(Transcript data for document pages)
------------------------------------------------------------

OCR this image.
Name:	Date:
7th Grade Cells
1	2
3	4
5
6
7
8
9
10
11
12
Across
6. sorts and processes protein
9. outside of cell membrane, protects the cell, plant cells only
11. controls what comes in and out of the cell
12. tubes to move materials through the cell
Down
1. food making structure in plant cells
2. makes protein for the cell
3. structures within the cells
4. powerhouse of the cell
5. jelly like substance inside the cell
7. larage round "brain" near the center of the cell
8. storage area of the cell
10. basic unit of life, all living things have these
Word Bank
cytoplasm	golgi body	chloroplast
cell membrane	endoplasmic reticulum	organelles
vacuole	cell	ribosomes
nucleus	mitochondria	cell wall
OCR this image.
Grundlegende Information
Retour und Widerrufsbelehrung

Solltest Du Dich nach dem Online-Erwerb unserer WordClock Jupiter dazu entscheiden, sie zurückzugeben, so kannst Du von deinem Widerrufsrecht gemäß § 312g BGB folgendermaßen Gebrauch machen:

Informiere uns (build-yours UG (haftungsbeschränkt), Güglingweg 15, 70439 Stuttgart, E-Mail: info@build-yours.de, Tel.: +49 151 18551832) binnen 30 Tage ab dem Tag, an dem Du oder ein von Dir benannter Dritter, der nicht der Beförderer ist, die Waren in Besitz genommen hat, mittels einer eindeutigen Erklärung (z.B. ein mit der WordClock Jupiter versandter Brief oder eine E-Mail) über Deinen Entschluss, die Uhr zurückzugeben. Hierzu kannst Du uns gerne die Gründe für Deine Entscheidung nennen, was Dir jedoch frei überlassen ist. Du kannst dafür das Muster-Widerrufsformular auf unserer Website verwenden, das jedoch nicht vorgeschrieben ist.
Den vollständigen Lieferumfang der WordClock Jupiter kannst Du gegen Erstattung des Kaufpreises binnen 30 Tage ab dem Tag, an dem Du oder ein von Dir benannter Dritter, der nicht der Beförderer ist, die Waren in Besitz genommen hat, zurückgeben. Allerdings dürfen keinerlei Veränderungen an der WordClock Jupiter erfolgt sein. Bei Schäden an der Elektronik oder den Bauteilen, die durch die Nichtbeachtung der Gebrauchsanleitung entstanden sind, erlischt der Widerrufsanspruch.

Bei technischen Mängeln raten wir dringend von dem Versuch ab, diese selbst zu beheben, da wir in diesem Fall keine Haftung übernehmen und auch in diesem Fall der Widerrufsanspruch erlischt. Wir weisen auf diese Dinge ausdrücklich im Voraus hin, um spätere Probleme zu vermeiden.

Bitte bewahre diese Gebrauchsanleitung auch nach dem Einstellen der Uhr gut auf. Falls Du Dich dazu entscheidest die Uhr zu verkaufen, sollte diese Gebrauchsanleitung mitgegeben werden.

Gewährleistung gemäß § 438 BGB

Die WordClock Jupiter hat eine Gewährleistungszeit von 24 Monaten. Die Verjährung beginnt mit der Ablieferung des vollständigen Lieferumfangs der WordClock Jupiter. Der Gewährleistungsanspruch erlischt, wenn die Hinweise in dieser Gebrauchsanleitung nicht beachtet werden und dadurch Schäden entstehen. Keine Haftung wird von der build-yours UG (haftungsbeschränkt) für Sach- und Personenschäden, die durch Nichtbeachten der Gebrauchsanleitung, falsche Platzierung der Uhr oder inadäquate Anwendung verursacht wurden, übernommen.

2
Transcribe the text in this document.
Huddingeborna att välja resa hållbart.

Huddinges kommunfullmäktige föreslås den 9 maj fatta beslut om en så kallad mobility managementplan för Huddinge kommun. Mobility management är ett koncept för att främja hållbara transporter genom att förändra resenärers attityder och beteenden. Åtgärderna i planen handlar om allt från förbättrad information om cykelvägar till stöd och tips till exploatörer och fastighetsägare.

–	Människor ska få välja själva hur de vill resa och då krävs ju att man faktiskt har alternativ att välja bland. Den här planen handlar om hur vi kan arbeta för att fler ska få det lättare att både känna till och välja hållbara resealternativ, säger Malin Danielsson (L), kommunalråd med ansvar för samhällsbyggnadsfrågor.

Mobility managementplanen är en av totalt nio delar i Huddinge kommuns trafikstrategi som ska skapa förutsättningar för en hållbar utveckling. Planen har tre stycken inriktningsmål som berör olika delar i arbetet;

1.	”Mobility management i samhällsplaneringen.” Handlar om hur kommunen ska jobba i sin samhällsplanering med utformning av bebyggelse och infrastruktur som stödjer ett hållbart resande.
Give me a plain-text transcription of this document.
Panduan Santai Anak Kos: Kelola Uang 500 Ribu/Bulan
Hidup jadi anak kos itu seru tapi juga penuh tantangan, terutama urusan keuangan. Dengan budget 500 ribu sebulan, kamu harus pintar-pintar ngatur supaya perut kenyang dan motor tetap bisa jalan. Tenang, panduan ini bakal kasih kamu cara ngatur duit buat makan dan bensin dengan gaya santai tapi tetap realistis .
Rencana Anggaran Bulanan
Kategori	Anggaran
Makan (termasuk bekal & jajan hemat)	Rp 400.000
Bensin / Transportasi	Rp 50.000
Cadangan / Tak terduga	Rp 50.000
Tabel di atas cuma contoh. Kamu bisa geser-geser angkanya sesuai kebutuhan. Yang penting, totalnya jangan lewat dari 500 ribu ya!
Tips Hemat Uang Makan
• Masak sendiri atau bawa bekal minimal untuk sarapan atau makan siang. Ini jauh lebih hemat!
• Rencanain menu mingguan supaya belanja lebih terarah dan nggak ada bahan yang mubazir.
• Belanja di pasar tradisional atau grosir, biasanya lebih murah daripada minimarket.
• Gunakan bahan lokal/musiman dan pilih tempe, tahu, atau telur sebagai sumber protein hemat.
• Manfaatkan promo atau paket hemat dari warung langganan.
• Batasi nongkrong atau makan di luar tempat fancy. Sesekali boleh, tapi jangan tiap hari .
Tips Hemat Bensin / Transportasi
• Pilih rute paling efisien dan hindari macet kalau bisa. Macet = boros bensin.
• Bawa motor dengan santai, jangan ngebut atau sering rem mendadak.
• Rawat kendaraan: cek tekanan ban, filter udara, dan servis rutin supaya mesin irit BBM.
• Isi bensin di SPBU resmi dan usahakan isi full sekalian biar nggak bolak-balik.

------------------------------------------------------------

**What to do**
Only the lines with the string "membrane" are wanted; pick them out of the records above and copy them.

**Expected answer**
9. outside of cell membrane, protects the cell, plant cells only
cell membrane	endoplasmic reticulum	organelles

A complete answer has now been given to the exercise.